Entries with figure data
****************************************

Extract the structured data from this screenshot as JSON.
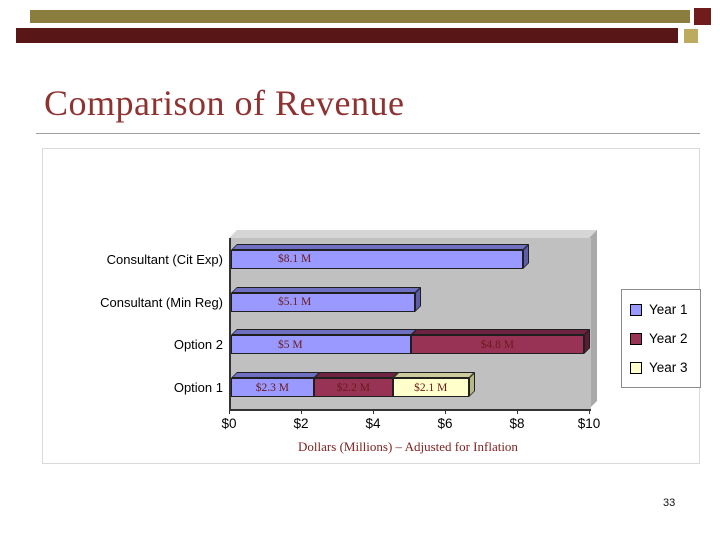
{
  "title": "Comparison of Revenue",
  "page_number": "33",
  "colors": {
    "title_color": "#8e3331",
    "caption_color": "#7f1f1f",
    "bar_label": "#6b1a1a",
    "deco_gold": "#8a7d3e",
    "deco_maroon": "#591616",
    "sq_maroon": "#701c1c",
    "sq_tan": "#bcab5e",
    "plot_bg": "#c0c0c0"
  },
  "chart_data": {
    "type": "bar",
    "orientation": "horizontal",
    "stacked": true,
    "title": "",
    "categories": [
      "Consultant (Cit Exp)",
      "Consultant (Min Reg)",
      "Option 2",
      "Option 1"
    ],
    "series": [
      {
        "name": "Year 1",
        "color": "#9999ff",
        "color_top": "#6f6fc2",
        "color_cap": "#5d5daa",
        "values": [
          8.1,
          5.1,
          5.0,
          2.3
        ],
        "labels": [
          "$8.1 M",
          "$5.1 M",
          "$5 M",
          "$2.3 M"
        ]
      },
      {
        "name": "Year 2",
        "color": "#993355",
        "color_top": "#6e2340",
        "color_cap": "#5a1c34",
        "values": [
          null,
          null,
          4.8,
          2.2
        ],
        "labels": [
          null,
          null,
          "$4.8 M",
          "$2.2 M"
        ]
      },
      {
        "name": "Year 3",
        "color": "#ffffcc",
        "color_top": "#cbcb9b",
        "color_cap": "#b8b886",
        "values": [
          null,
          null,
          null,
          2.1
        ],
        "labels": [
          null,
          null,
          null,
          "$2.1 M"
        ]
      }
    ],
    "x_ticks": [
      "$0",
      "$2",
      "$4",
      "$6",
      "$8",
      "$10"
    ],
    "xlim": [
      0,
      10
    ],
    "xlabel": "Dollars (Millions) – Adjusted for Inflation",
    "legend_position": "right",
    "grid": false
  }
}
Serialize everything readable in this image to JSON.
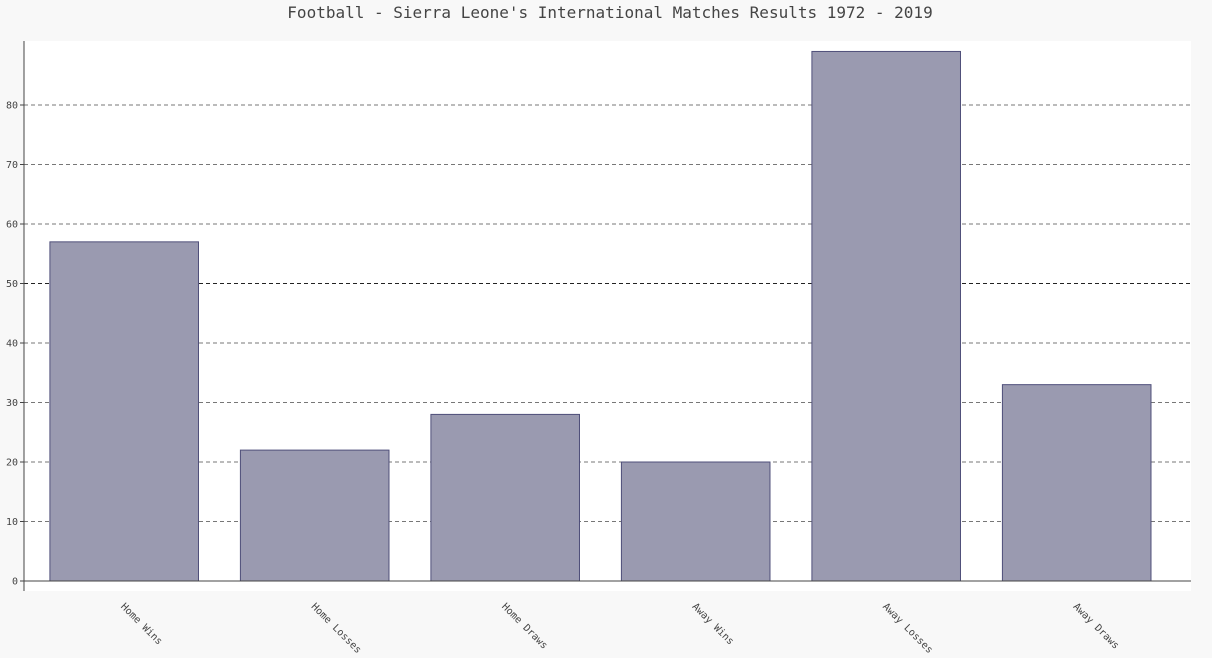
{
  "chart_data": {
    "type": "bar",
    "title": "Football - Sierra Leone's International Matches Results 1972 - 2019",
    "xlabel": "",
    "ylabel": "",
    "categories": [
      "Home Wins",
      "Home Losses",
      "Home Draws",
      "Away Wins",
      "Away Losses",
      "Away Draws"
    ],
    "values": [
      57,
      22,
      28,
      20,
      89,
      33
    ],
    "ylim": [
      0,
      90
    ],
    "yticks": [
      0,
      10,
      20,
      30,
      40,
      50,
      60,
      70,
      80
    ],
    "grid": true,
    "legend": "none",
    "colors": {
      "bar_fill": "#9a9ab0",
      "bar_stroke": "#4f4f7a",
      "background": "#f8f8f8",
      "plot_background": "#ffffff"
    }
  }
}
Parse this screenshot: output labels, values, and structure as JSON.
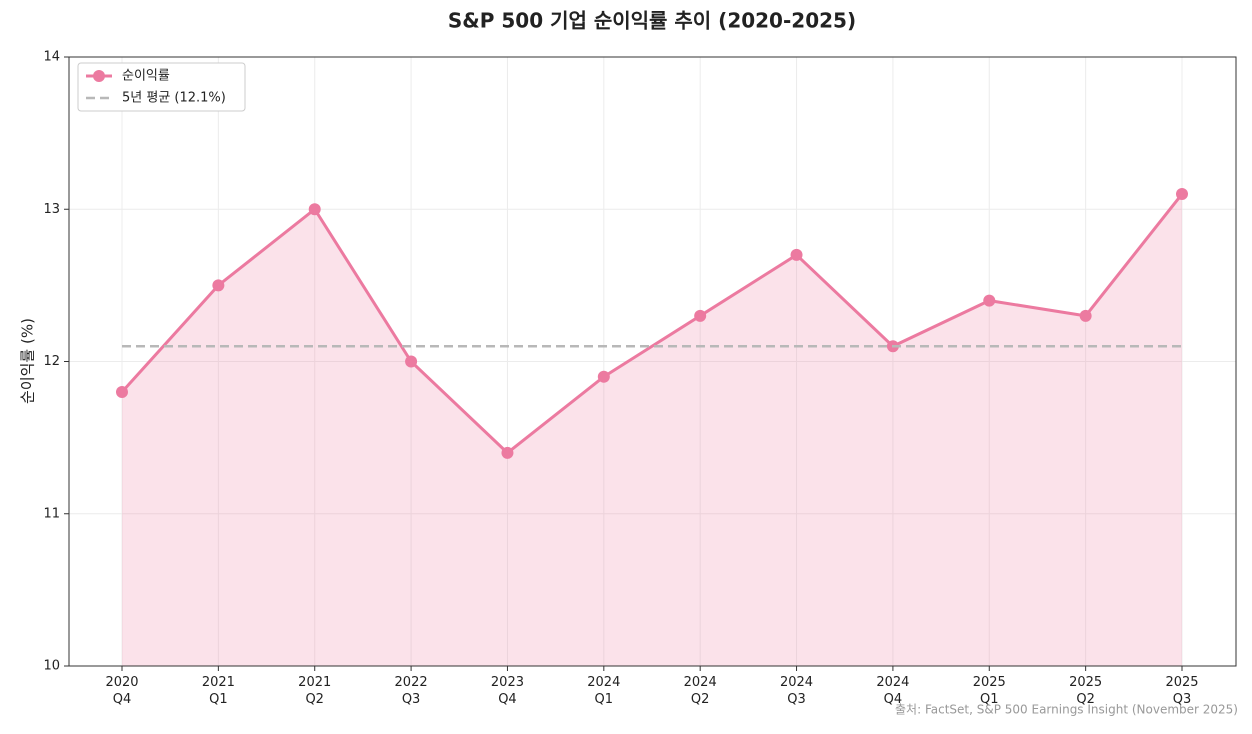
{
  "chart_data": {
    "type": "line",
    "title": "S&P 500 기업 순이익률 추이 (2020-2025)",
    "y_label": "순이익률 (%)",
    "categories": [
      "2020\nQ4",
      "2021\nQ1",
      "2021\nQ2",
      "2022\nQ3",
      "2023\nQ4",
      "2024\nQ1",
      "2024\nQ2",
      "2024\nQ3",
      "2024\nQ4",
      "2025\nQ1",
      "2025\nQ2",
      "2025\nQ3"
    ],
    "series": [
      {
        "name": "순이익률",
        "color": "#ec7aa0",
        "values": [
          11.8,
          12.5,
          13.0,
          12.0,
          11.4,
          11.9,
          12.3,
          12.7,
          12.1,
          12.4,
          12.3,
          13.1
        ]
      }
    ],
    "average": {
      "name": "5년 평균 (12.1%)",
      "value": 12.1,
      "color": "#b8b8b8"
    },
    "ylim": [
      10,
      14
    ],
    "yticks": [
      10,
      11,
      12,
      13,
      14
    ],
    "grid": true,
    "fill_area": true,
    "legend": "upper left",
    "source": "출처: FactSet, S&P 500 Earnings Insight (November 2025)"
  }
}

****************************************

WHAT THIS TASK INVOLVES: List the lines of the entries that include "Consultant".

RESPONSE TO THE EXERCISE:
      "Consultant (Cit Exp)",
      "Consultant (Min Reg)",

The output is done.